### Extracted data entries
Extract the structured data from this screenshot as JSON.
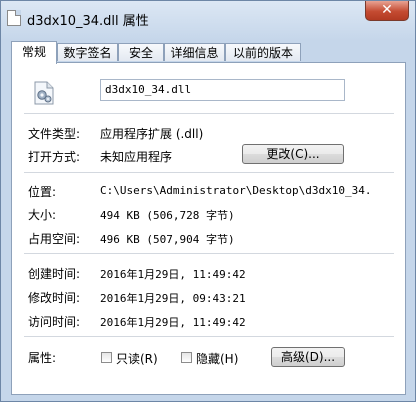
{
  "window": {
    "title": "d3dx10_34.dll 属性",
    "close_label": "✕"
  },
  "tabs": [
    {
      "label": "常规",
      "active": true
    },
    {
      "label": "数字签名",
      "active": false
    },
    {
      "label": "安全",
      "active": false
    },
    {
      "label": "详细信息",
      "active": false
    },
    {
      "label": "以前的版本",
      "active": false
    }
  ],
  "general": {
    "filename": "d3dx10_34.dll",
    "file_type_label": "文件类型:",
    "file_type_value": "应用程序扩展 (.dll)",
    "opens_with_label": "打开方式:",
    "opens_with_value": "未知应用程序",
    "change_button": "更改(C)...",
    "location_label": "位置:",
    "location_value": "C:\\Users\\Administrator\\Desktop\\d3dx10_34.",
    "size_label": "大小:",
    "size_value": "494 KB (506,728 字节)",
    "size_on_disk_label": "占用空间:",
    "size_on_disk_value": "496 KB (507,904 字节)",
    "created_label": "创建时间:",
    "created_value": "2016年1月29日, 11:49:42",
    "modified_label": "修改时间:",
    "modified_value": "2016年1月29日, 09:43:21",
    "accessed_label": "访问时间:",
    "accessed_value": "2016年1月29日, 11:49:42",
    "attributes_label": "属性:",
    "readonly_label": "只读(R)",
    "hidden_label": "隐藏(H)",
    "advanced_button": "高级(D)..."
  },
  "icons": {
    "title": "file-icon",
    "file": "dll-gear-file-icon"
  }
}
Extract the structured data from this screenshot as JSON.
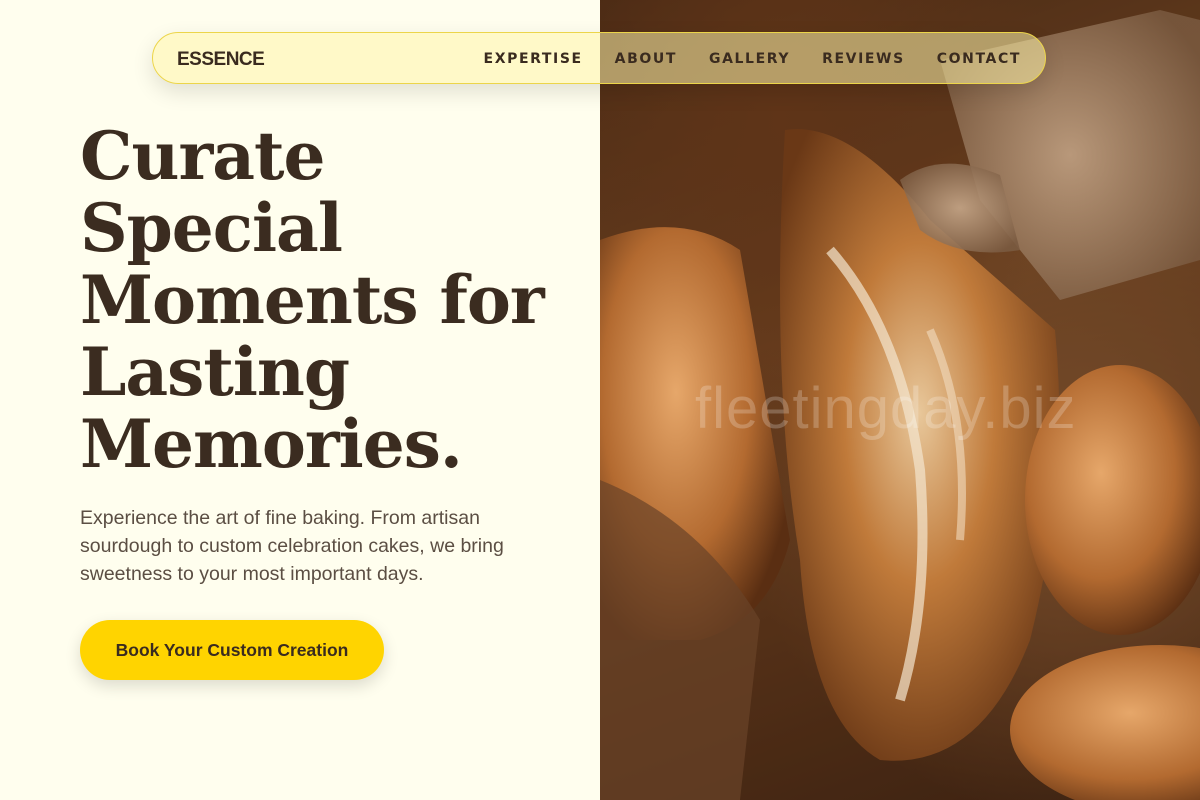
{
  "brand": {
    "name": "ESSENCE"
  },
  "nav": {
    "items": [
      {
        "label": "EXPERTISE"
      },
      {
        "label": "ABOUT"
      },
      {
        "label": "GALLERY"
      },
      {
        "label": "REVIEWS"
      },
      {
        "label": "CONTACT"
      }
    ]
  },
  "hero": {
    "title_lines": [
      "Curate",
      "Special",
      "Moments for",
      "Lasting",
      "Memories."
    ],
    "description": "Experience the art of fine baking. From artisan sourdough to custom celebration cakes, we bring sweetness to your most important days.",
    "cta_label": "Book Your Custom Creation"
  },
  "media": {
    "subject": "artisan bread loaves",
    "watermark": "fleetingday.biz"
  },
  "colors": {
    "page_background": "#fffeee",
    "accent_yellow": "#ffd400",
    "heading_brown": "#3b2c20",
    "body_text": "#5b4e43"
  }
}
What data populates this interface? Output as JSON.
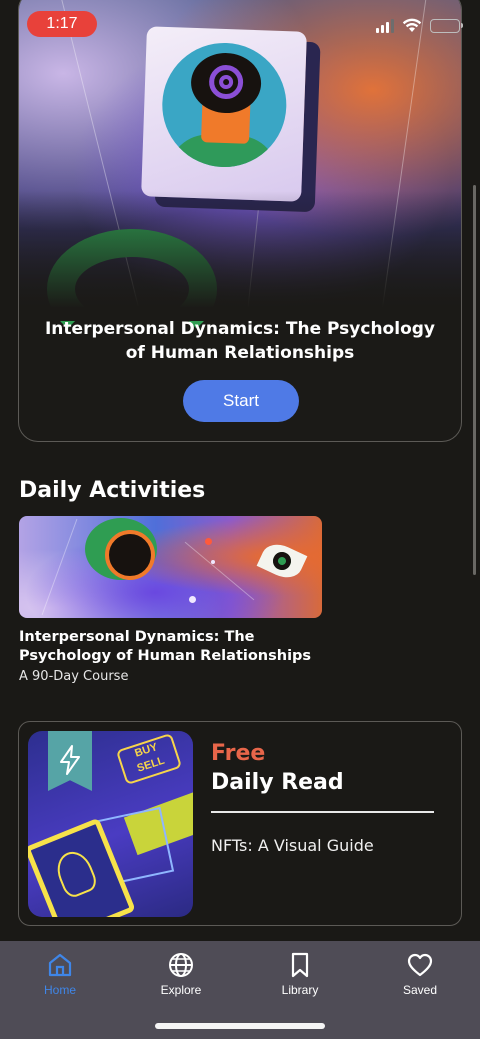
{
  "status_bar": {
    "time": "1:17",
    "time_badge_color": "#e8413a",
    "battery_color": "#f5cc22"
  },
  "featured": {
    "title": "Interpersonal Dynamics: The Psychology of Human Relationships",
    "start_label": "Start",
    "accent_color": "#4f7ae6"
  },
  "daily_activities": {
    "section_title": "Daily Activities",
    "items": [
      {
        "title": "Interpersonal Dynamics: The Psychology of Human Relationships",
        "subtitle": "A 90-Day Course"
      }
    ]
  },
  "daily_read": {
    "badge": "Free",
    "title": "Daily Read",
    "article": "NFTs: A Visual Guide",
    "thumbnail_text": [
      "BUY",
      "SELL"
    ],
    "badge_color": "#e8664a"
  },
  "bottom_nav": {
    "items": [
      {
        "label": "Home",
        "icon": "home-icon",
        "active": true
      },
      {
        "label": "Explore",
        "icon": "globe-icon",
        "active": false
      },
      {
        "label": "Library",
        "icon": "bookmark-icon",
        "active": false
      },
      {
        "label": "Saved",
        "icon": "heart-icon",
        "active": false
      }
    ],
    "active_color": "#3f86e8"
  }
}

### PROBLEM REQUIREMENTS
Which lines of the data above contain "artisan"? Copy each one.

### THE RESULT
    "description": "Experience the art of fine baking. From artisan sourdough to custom celebration cakes, we bring sweetness to your most important days.",
    "subject": "artisan bread loaves",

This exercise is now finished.